Collection entries
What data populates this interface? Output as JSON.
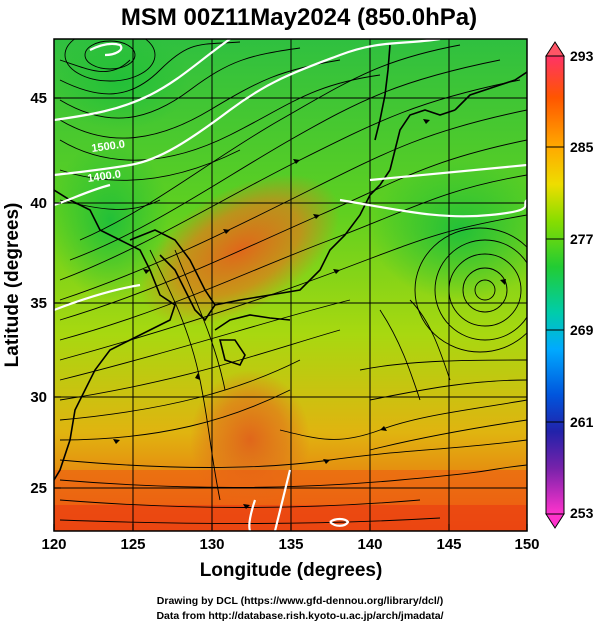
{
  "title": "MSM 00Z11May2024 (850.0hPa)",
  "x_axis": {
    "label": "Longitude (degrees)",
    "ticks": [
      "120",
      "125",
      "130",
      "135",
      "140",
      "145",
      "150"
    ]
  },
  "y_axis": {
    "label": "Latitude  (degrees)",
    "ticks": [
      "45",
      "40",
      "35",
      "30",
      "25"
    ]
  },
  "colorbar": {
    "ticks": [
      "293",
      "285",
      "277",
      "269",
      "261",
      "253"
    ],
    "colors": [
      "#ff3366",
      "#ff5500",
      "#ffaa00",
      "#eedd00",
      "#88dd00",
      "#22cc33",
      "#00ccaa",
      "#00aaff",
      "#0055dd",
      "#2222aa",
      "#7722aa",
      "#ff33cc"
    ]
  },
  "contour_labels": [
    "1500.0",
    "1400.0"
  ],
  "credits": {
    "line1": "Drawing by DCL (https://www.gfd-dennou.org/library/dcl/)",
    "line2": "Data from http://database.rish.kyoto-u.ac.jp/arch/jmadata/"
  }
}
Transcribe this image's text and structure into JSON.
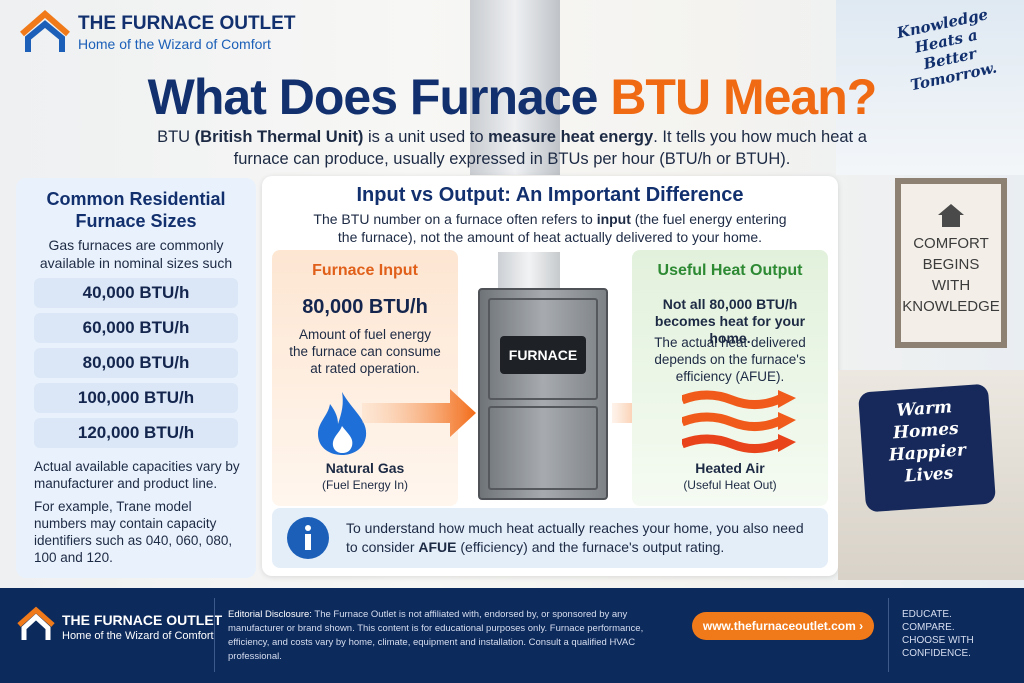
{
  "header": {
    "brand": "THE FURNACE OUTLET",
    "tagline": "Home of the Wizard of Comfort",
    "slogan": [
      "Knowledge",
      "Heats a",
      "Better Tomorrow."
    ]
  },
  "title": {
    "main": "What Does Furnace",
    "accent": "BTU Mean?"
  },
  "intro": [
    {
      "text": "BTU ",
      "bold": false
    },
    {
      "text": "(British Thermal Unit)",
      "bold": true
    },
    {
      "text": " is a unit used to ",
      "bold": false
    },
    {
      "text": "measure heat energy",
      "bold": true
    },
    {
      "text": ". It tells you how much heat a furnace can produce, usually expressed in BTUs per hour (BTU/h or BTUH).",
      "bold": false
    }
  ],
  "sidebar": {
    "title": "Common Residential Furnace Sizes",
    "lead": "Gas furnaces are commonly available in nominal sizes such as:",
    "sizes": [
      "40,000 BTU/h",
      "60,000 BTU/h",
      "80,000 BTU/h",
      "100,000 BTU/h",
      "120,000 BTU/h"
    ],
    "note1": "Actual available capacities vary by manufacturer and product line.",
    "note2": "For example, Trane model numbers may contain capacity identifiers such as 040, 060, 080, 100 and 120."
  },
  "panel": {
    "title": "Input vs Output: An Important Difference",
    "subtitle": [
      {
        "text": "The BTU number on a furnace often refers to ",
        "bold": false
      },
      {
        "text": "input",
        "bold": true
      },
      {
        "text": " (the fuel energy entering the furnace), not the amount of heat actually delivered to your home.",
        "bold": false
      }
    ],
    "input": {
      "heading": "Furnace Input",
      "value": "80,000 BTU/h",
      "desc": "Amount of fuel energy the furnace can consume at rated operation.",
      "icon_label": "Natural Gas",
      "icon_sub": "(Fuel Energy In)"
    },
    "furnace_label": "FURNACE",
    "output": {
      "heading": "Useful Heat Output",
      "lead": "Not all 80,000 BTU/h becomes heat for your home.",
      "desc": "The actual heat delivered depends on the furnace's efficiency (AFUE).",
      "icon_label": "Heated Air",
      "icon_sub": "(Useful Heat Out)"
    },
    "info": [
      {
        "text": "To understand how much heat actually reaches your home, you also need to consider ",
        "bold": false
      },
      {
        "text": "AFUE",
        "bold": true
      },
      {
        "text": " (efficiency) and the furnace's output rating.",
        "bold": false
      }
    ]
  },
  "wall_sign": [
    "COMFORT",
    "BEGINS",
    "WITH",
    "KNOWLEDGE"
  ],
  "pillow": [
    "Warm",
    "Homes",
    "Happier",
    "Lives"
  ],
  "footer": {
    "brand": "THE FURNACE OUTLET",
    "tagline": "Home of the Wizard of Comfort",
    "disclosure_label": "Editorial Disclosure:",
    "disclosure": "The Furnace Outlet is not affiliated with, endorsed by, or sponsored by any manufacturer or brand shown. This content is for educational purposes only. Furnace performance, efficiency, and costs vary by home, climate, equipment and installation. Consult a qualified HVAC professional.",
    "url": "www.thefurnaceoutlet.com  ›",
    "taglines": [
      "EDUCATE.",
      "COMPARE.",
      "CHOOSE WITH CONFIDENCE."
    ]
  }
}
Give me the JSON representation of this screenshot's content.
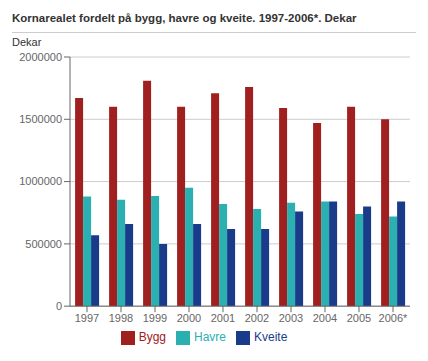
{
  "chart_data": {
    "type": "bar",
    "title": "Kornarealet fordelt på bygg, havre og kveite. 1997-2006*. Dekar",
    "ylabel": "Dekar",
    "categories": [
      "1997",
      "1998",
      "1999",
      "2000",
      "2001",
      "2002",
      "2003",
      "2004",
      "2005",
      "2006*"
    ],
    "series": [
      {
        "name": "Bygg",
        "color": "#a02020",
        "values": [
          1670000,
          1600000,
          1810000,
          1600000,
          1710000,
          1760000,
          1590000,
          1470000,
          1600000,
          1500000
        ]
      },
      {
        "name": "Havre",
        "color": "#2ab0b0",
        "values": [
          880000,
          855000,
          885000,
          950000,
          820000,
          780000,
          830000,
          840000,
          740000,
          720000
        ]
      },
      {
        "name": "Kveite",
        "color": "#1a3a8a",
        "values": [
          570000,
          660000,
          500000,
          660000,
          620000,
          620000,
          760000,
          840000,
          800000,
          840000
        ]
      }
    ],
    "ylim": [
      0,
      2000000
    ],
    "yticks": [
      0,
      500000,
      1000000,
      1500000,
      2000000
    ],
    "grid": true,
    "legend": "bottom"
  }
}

**REQUIREMENTS:**
Copy all the entries word for word. Omit any pictures.

**COMPLETED EXERCISE:**
What data populates this interface? Output as JSON.
{
  "title": "MSM 00Z11May2024 (850.0hPa)",
  "x_axis": {
    "label": "Longitude (degrees)",
    "ticks": [
      "120",
      "125",
      "130",
      "135",
      "140",
      "145",
      "150"
    ]
  },
  "y_axis": {
    "label": "Latitude  (degrees)",
    "ticks": [
      "45",
      "40",
      "35",
      "30",
      "25"
    ]
  },
  "colorbar": {
    "ticks": [
      "293",
      "285",
      "277",
      "269",
      "261",
      "253"
    ],
    "colors": [
      "#ff3366",
      "#ff5500",
      "#ffaa00",
      "#eedd00",
      "#88dd00",
      "#22cc33",
      "#00ccaa",
      "#00aaff",
      "#0055dd",
      "#2222aa",
      "#7722aa",
      "#ff33cc"
    ]
  },
  "contour_labels": [
    "1500.0",
    "1400.0"
  ],
  "credits": {
    "line1": "Drawing by DCL (https://www.gfd-dennou.org/library/dcl/)",
    "line2": "Data from http://database.rish.kyoto-u.ac.jp/arch/jmadata/"
  }
}
Transcribe this image's text and structure into JSON.
{
  "header": {
    "brand": "THE FURNACE OUTLET",
    "tagline": "Home of the Wizard of Comfort",
    "slogan": [
      "Knowledge",
      "Heats a",
      "Better Tomorrow."
    ]
  },
  "title": {
    "main": "What Does Furnace",
    "accent": "BTU Mean?"
  },
  "intro": [
    {
      "text": "BTU ",
      "bold": false
    },
    {
      "text": "(British Thermal Unit)",
      "bold": true
    },
    {
      "text": " is a unit used to ",
      "bold": false
    },
    {
      "text": "measure heat energy",
      "bold": true
    },
    {
      "text": ". It tells you how much heat a furnace can produce, usually expressed in BTUs per hour (BTU/h or BTUH).",
      "bold": false
    }
  ],
  "sidebar": {
    "title": "Common Residential Furnace Sizes",
    "lead": "Gas furnaces are commonly available in nominal sizes such as:",
    "sizes": [
      "40,000 BTU/h",
      "60,000 BTU/h",
      "80,000 BTU/h",
      "100,000 BTU/h",
      "120,000 BTU/h"
    ],
    "note1": "Actual available capacities vary by manufacturer and product line.",
    "note2": "For example, Trane model numbers may contain capacity identifiers such as 040, 060, 080, 100 and 120."
  },
  "panel": {
    "title": "Input vs Output: An Important Difference",
    "subtitle": [
      {
        "text": "The BTU number on a furnace often refers to ",
        "bold": false
      },
      {
        "text": "input",
        "bold": true
      },
      {
        "text": " (the fuel energy entering the furnace), not the amount of heat actually delivered to your home.",
        "bold": false
      }
    ],
    "input": {
      "heading": "Furnace Input",
      "value": "80,000 BTU/h",
      "desc": "Amount of fuel energy the furnace can consume at rated operation.",
      "icon_label": "Natural Gas",
      "icon_sub": "(Fuel Energy In)"
    },
    "furnace_label": "FURNACE",
    "output": {
      "heading": "Useful Heat Output",
      "lead": "Not all 80,000 BTU/h becomes heat for your home.",
      "desc": "The actual heat delivered depends on the furnace's efficiency (AFUE).",
      "icon_label": "Heated Air",
      "icon_sub": "(Useful Heat Out)"
    },
    "info": [
      {
        "text": "To understand how much heat actually reaches your home, you also need to consider ",
        "bold": false
      },
      {
        "text": "AFUE",
        "bold": true
      },
      {
        "text": " (efficiency) and the furnace's output rating.",
        "bold": false
      }
    ]
  },
  "wall_sign": [
    "COMFORT",
    "BEGINS",
    "WITH",
    "KNOWLEDGE"
  ],
  "pillow": [
    "Warm",
    "Homes",
    "Happier",
    "Lives"
  ],
  "footer": {
    "brand": "THE FURNACE OUTLET",
    "tagline": "Home of the Wizard of Comfort",
    "disclosure_label": "Editorial Disclosure:",
    "disclosure": "The Furnace Outlet is not affiliated with, endorsed by, or sponsored by any manufacturer or brand shown. This content is for educational purposes only. Furnace performance, efficiency, and costs vary by home, climate, equipment and installation. Consult a qualified HVAC professional.",
    "url": "www.thefurnaceoutlet.com  ›",
    "taglines": [
      "EDUCATE.",
      "COMPARE.",
      "CHOOSE WITH CONFIDENCE."
    ]
  }
}
Give me the JSON representation of this screenshot's content.
{
  "chart_data": {
    "type": "bar",
    "title": "Kornarealet fordelt på bygg, havre og kveite. 1997-2006*. Dekar",
    "ylabel": "Dekar",
    "categories": [
      "1997",
      "1998",
      "1999",
      "2000",
      "2001",
      "2002",
      "2003",
      "2004",
      "2005",
      "2006*"
    ],
    "series": [
      {
        "name": "Bygg",
        "color": "#a02020",
        "values": [
          1670000,
          1600000,
          1810000,
          1600000,
          1710000,
          1760000,
          1590000,
          1470000,
          1600000,
          1500000
        ]
      },
      {
        "name": "Havre",
        "color": "#2ab0b0",
        "values": [
          880000,
          855000,
          885000,
          950000,
          820000,
          780000,
          830000,
          840000,
          740000,
          720000
        ]
      },
      {
        "name": "Kveite",
        "color": "#1a3a8a",
        "values": [
          570000,
          660000,
          500000,
          660000,
          620000,
          620000,
          760000,
          840000,
          800000,
          840000
        ]
      }
    ],
    "ylim": [
      0,
      2000000
    ],
    "yticks": [
      0,
      500000,
      1000000,
      1500000,
      2000000
    ],
    "grid": true,
    "legend": "bottom"
  }
}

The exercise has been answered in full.